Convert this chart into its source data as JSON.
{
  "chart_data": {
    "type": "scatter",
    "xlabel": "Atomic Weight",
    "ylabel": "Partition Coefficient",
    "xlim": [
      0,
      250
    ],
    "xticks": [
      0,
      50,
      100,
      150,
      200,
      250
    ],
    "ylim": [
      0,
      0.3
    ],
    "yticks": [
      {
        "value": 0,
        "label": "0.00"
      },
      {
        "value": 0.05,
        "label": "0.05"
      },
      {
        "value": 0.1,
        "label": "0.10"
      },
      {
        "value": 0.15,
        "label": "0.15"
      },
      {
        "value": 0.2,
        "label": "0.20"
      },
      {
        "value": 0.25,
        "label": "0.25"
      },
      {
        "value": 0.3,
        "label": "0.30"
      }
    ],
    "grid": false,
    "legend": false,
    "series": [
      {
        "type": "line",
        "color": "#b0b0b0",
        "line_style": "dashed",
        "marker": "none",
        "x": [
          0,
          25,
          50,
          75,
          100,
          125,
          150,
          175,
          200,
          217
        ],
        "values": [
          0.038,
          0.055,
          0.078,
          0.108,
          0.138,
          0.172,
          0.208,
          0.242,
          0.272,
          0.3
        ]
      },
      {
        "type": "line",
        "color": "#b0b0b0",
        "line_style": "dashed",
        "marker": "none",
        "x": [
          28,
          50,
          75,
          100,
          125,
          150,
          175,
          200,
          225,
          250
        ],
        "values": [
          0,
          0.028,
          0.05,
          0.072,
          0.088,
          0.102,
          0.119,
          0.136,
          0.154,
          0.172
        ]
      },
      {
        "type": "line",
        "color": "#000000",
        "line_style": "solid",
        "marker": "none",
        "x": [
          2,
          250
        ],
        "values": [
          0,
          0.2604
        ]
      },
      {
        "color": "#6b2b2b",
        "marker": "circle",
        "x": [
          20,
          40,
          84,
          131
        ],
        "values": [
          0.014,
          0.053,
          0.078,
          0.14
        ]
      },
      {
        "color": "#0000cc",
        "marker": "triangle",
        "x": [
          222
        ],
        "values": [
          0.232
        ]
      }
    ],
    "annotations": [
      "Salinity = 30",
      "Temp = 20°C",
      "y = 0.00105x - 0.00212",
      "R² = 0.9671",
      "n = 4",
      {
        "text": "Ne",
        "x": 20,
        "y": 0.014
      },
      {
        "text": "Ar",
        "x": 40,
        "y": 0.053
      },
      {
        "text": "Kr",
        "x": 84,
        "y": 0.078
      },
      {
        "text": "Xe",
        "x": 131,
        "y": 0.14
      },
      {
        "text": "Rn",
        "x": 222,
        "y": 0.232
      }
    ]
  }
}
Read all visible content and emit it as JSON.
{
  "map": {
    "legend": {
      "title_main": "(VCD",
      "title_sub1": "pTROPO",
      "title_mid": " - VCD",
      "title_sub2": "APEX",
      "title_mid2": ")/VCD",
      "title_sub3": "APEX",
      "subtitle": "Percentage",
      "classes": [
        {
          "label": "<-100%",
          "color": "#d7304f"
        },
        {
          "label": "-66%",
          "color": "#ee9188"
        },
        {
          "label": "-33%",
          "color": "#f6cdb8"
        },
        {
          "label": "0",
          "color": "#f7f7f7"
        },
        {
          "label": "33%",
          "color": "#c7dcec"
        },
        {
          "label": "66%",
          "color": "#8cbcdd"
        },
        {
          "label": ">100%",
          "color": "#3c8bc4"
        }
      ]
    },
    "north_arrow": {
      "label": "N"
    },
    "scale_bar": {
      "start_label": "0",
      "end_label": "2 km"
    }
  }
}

WRITTEN EXERCISE:
Return every record, word for word.

EXERCISE RESULT:
Convert this chart into its source data as JSON.
{
  "chart_data": {
    "type": "scatter",
    "xlabel": "Atomic Weight",
    "ylabel": "Partition Coefficient",
    "xlim": [
      0,
      250
    ],
    "xticks": [
      0,
      50,
      100,
      150,
      200,
      250
    ],
    "ylim": [
      0,
      0.3
    ],
    "yticks": [
      {
        "value": 0,
        "label": "0.00"
      },
      {
        "value": 0.05,
        "label": "0.05"
      },
      {
        "value": 0.1,
        "label": "0.10"
      },
      {
        "value": 0.15,
        "label": "0.15"
      },
      {
        "value": 0.2,
        "label": "0.20"
      },
      {
        "value": 0.25,
        "label": "0.25"
      },
      {
        "value": 0.3,
        "label": "0.30"
      }
    ],
    "grid": false,
    "legend": false,
    "series": [
      {
        "type": "line",
        "color": "#b0b0b0",
        "line_style": "dashed",
        "marker": "none",
        "x": [
          0,
          25,
          50,
          75,
          100,
          125,
          150,
          175,
          200,
          217
        ],
        "values": [
          0.038,
          0.055,
          0.078,
          0.108,
          0.138,
          0.172,
          0.208,
          0.242,
          0.272,
          0.3
        ]
      },
      {
        "type": "line",
        "color": "#b0b0b0",
        "line_style": "dashed",
        "marker": "none",
        "x": [
          28,
          50,
          75,
          100,
          125,
          150,
          175,
          200,
          225,
          250
        ],
        "values": [
          0,
          0.028,
          0.05,
          0.072,
          0.088,
          0.102,
          0.119,
          0.136,
          0.154,
          0.172
        ]
      },
      {
        "type": "line",
        "color": "#000000",
        "line_style": "solid",
        "marker": "none",
        "x": [
          2,
          250
        ],
        "values": [
          0,
          0.2604
        ]
      },
      {
        "color": "#6b2b2b",
        "marker": "circle",
        "x": [
          20,
          40,
          84,
          131
        ],
        "values": [
          0.014,
          0.053,
          0.078,
          0.14
        ]
      },
      {
        "color": "#0000cc",
        "marker": "triangle",
        "x": [
          222
        ],
        "values": [
          0.232
        ]
      }
    ],
    "annotations": [
      "Salinity = 30",
      "Temp = 20°C",
      "y = 0.00105x - 0.00212",
      "R² = 0.9671",
      "n = 4",
      {
        "text": "Ne",
        "x": 20,
        "y": 0.014
      },
      {
        "text": "Ar",
        "x": 40,
        "y": 0.053
      },
      {
        "text": "Kr",
        "x": 84,
        "y": 0.078
      },
      {
        "text": "Xe",
        "x": 131,
        "y": 0.14
      },
      {
        "text": "Rn",
        "x": 222,
        "y": 0.232
      }
    ]
  }
}
Read all visible content and emit it as JSON.
{
  "map": {
    "legend": {
      "title_main": "(VCD",
      "title_sub1": "pTROPO",
      "title_mid": " - VCD",
      "title_sub2": "APEX",
      "title_mid2": ")/VCD",
      "title_sub3": "APEX",
      "subtitle": "Percentage",
      "classes": [
        {
          "label": "<-100%",
          "color": "#d7304f"
        },
        {
          "label": "-66%",
          "color": "#ee9188"
        },
        {
          "label": "-33%",
          "color": "#f6cdb8"
        },
        {
          "label": "0",
          "color": "#f7f7f7"
        },
        {
          "label": "33%",
          "color": "#c7dcec"
        },
        {
          "label": "66%",
          "color": "#8cbcdd"
        },
        {
          "label": ">100%",
          "color": "#3c8bc4"
        }
      ]
    },
    "north_arrow": {
      "label": "N"
    },
    "scale_bar": {
      "start_label": "0",
      "end_label": "2 km"
    }
  }
}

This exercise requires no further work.